## [INSTRUCTIONS FOR THE TASK]
Take down each entry exactly as written.

--- RECORDED INFORMATION ---

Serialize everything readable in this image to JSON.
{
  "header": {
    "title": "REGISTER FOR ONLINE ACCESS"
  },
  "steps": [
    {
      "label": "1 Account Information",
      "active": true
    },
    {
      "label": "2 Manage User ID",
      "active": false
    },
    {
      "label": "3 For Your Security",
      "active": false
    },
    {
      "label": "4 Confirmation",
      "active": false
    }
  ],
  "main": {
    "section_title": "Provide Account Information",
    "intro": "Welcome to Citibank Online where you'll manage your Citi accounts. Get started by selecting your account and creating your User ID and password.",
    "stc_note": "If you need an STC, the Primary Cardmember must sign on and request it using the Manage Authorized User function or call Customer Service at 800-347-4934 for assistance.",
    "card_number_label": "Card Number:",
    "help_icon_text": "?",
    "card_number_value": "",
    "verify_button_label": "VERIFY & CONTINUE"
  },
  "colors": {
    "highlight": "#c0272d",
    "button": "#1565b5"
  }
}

---

## [RESULT BELOW]
Serialize everything readable in this image to JSON.
{
  "header": {
    "title": "REGISTER FOR ONLINE ACCESS"
  },
  "steps": [
    {
      "label": "1 Account Information",
      "active": true
    },
    {
      "label": "2 Manage User ID",
      "active": false
    },
    {
      "label": "3 For Your Security",
      "active": false
    },
    {
      "label": "4 Confirmation",
      "active": false
    }
  ],
  "main": {
    "section_title": "Provide Account Information",
    "intro": "Welcome to Citibank Online where you'll manage your Citi accounts. Get started by selecting your account and creating your User ID and password.",
    "stc_note": "If you need an STC, the Primary Cardmember must sign on and request it using the Manage Authorized User function or call Customer Service at 800-347-4934 for assistance.",
    "card_number_label": "Card Number:",
    "help_icon_text": "?",
    "card_number_value": "",
    "verify_button_label": "VERIFY & CONTINUE"
  },
  "colors": {
    "highlight": "#c0272d",
    "button": "#1565b5"
  }
}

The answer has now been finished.